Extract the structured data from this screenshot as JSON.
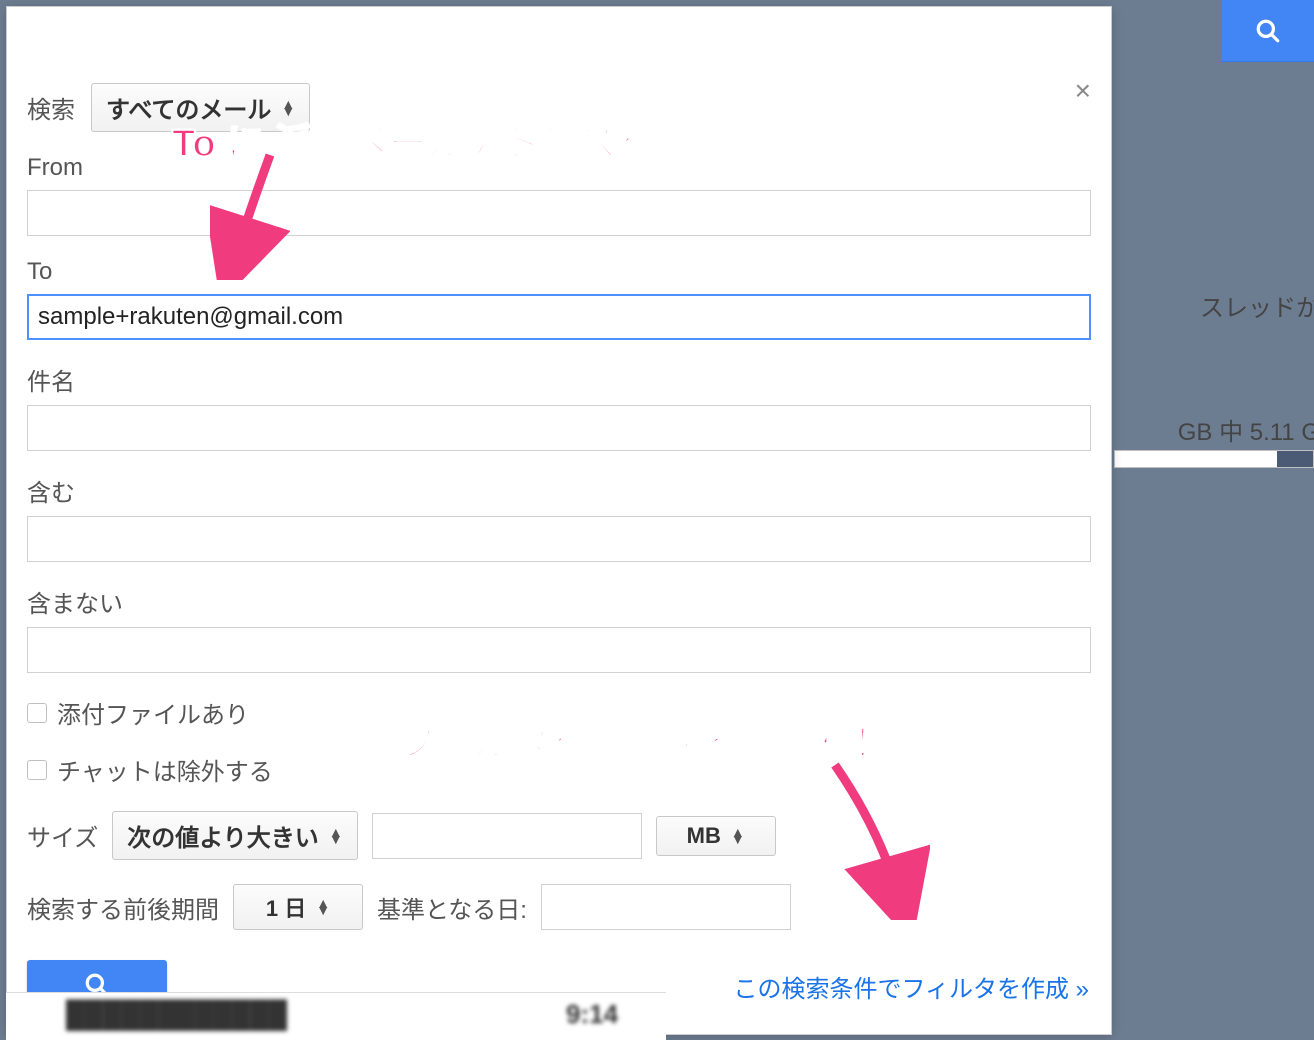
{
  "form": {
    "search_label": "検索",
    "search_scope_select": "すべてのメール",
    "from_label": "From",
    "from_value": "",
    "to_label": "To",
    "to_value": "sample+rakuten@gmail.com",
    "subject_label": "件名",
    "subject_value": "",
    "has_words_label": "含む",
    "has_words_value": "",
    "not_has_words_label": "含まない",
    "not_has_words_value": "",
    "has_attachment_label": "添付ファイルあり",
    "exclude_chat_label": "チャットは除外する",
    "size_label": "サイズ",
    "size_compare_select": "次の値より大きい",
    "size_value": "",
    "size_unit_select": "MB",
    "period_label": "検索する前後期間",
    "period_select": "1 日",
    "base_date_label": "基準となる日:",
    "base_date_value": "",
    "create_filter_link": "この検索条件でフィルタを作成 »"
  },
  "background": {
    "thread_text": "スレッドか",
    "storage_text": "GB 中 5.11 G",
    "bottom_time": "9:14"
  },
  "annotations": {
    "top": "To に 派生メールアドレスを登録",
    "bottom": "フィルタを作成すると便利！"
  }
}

• • •

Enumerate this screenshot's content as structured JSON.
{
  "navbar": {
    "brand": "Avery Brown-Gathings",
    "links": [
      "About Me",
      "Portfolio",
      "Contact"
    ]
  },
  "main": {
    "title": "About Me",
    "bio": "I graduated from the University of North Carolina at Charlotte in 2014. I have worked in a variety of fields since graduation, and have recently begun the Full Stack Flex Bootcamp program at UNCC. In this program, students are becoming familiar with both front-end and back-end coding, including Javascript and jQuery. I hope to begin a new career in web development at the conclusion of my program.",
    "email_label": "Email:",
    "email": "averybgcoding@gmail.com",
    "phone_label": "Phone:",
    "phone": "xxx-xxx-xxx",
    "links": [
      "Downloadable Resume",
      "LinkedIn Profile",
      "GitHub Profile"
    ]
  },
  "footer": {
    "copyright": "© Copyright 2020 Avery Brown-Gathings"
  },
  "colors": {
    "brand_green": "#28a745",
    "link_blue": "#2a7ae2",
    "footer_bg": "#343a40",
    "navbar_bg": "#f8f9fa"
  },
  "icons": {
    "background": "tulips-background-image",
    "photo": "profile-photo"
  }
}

• • •

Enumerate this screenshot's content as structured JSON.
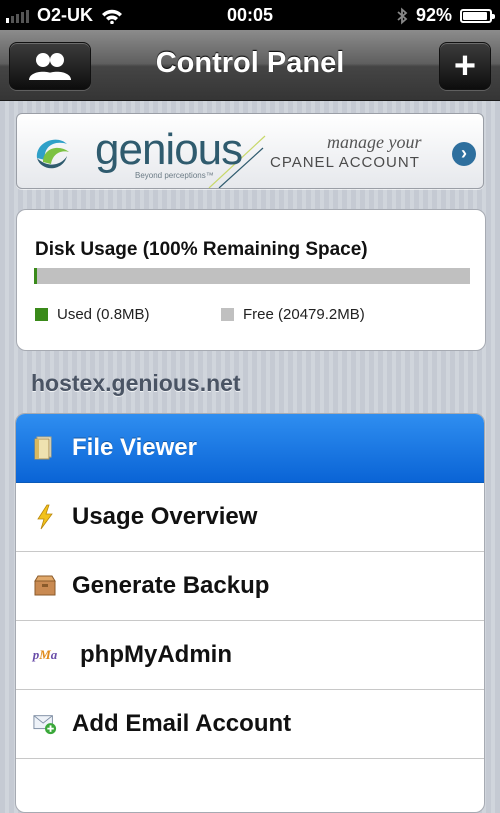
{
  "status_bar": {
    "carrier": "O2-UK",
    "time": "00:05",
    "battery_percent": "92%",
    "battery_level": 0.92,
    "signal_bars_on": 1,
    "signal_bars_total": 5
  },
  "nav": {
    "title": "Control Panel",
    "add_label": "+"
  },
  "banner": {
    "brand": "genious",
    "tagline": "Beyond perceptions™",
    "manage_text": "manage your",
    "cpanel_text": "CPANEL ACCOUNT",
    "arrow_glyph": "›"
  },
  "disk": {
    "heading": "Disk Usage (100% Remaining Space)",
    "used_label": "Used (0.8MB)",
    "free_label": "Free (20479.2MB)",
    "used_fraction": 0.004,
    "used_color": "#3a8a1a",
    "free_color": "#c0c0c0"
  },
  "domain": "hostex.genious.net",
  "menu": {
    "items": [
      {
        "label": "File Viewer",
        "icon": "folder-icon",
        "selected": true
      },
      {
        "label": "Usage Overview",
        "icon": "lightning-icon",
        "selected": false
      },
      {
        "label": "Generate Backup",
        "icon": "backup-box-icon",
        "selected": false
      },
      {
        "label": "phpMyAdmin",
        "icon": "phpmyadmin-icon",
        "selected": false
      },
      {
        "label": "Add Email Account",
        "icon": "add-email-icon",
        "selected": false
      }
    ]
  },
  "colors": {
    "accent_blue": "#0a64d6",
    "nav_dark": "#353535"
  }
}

• • •

Report how many lines of the records above contain the word "Usage", and give only that number.

2